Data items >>

════════════════

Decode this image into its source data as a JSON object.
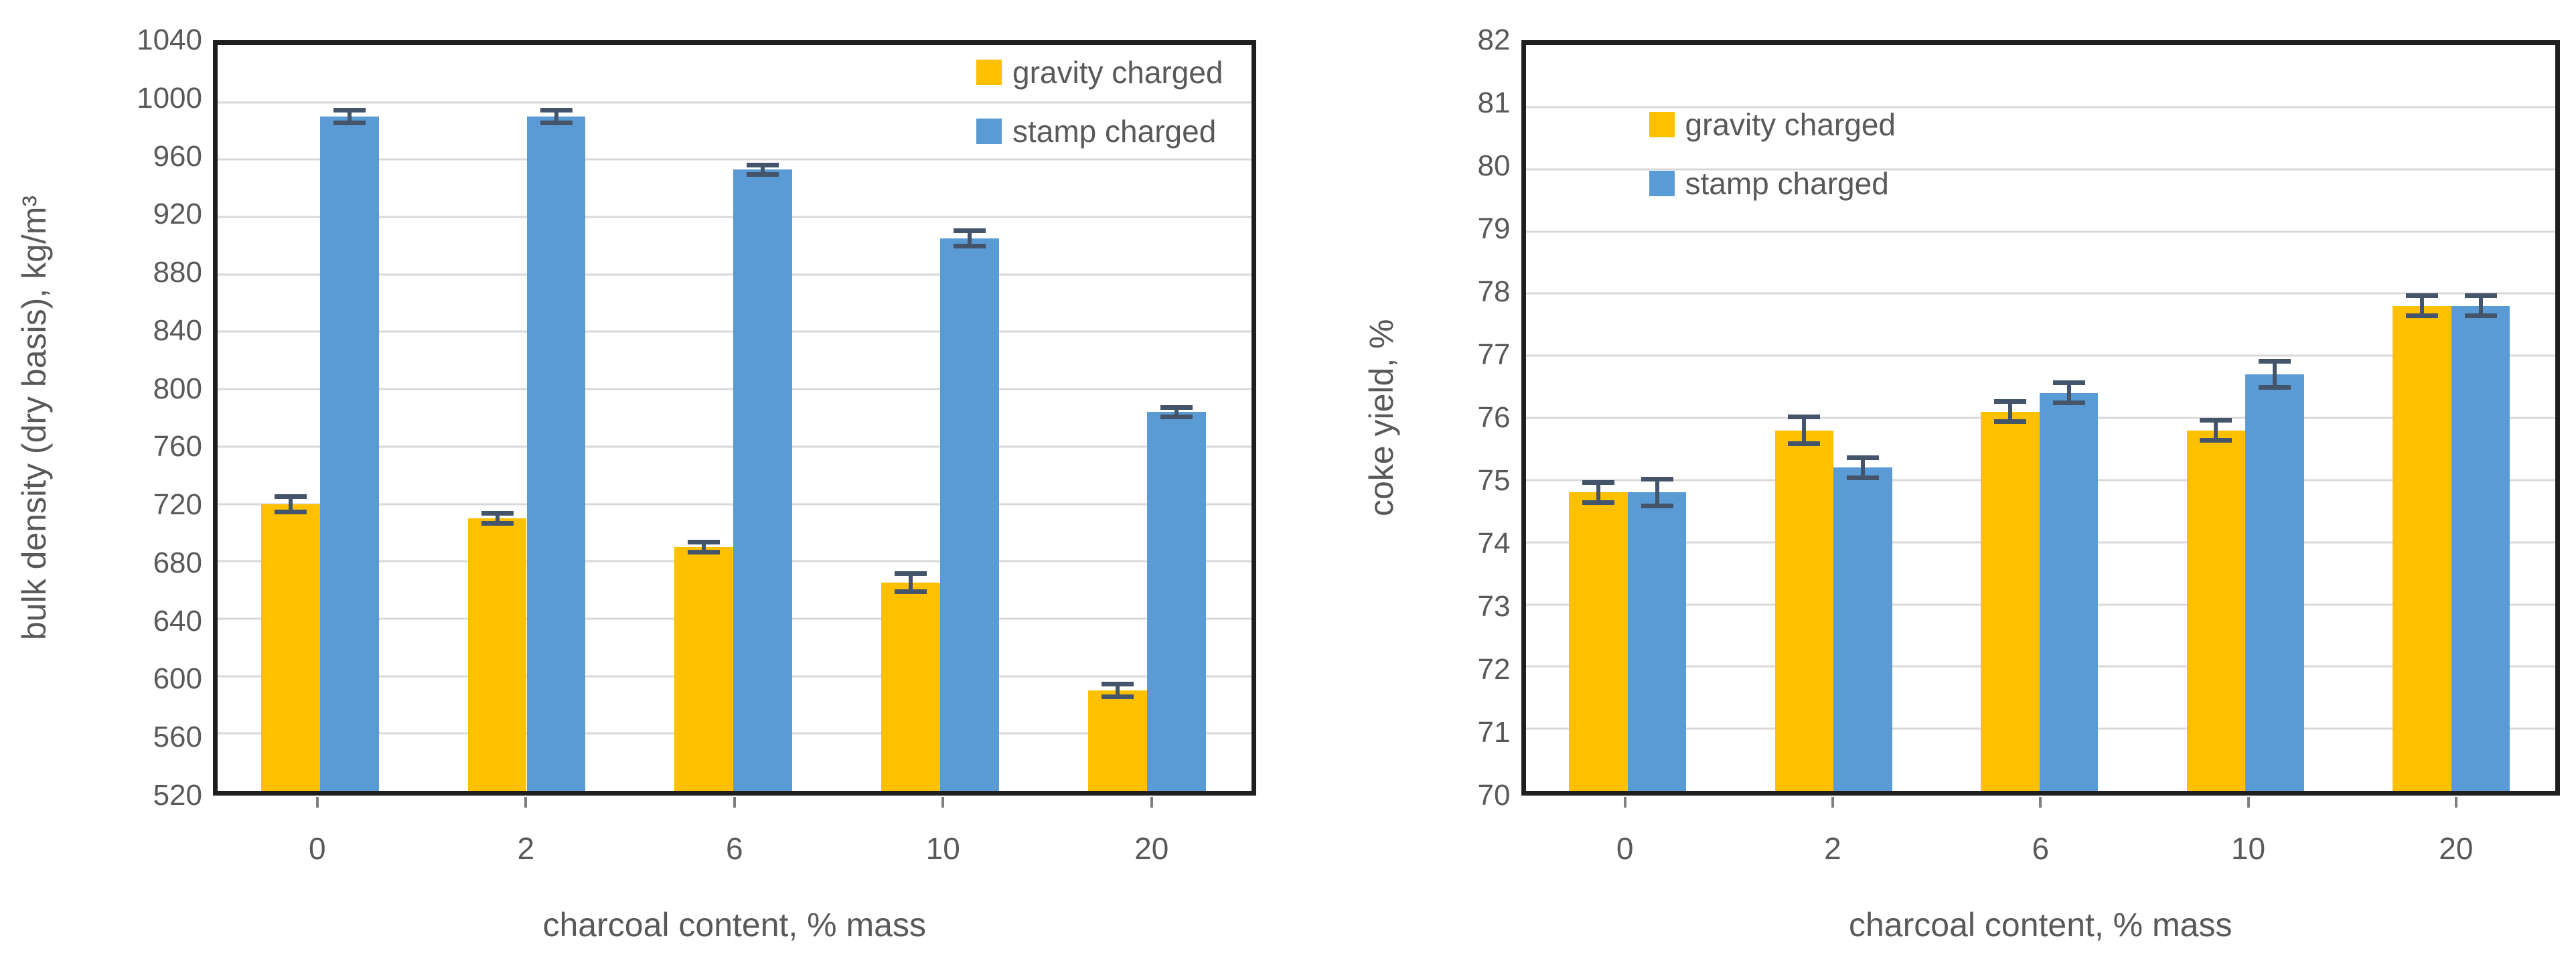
{
  "figure": {
    "background": "#ffffff"
  },
  "colors": {
    "gravity_series": "#FFC000",
    "stamp_series": "#5B9BD5",
    "gridline": "#D9D9D9",
    "axis_text": "#595959",
    "frame": "#1f1f1f",
    "error_bar": "#44546A"
  },
  "chart_data": [
    {
      "type": "bar",
      "title": "",
      "categories": [
        "0",
        "2",
        "6",
        "10",
        "20"
      ],
      "xlabel": "charcoal content, % mass",
      "ylabel": "bulk density (dry basis), kg/m³",
      "ylim": [
        520,
        1040
      ],
      "ytick_step": 40,
      "grid": true,
      "legend_position": "top-right",
      "series": [
        {
          "name": "gravity charged",
          "color": "#FFC000",
          "values": [
            720,
            710,
            690,
            665,
            590
          ],
          "errors": [
            7,
            5,
            5,
            8,
            6
          ]
        },
        {
          "name": "stamp charged",
          "color": "#5B9BD5",
          "values": [
            990,
            990,
            953,
            905,
            784
          ],
          "errors": [
            6,
            6,
            5,
            7,
            5
          ]
        }
      ]
    },
    {
      "type": "bar",
      "title": "",
      "categories": [
        "0",
        "2",
        "6",
        "10",
        "20"
      ],
      "xlabel": "charcoal content, % mass",
      "ylabel": "coke yield, %",
      "ylim": [
        70,
        82
      ],
      "ytick_step": 1,
      "grid": true,
      "legend_position": "top-left",
      "series": [
        {
          "name": "gravity charged",
          "color": "#FFC000",
          "values": [
            74.8,
            75.8,
            76.1,
            75.8,
            77.8
          ],
          "errors": [
            0.2,
            0.25,
            0.2,
            0.2,
            0.2
          ]
        },
        {
          "name": "stamp charged",
          "color": "#5B9BD5",
          "values": [
            74.8,
            75.2,
            76.4,
            76.7,
            77.8
          ],
          "errors": [
            0.25,
            0.2,
            0.2,
            0.25,
            0.2
          ]
        }
      ]
    }
  ]
}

════════════════

STATED PROBLEM >> Repeat the records in full, exactly as they appear, without the pictures.

REPLY TO THE EXERCISE >>
Decode this image into its source data as a JSON object.
{
  "figure": {
    "background": "#ffffff"
  },
  "colors": {
    "gravity_series": "#FFC000",
    "stamp_series": "#5B9BD5",
    "gridline": "#D9D9D9",
    "axis_text": "#595959",
    "frame": "#1f1f1f",
    "error_bar": "#44546A"
  },
  "chart_data": [
    {
      "type": "bar",
      "title": "",
      "categories": [
        "0",
        "2",
        "6",
        "10",
        "20"
      ],
      "xlabel": "charcoal content, % mass",
      "ylabel": "bulk density (dry basis), kg/m³",
      "ylim": [
        520,
        1040
      ],
      "ytick_step": 40,
      "grid": true,
      "legend_position": "top-right",
      "series": [
        {
          "name": "gravity charged",
          "color": "#FFC000",
          "values": [
            720,
            710,
            690,
            665,
            590
          ],
          "errors": [
            7,
            5,
            5,
            8,
            6
          ]
        },
        {
          "name": "stamp charged",
          "color": "#5B9BD5",
          "values": [
            990,
            990,
            953,
            905,
            784
          ],
          "errors": [
            6,
            6,
            5,
            7,
            5
          ]
        }
      ]
    },
    {
      "type": "bar",
      "title": "",
      "categories": [
        "0",
        "2",
        "6",
        "10",
        "20"
      ],
      "xlabel": "charcoal content, % mass",
      "ylabel": "coke yield, %",
      "ylim": [
        70,
        82
      ],
      "ytick_step": 1,
      "grid": true,
      "legend_position": "top-left",
      "series": [
        {
          "name": "gravity charged",
          "color": "#FFC000",
          "values": [
            74.8,
            75.8,
            76.1,
            75.8,
            77.8
          ],
          "errors": [
            0.2,
            0.25,
            0.2,
            0.2,
            0.2
          ]
        },
        {
          "name": "stamp charged",
          "color": "#5B9BD5",
          "values": [
            74.8,
            75.2,
            76.4,
            76.7,
            77.8
          ],
          "errors": [
            0.25,
            0.2,
            0.2,
            0.25,
            0.2
          ]
        }
      ]
    }
  ]
}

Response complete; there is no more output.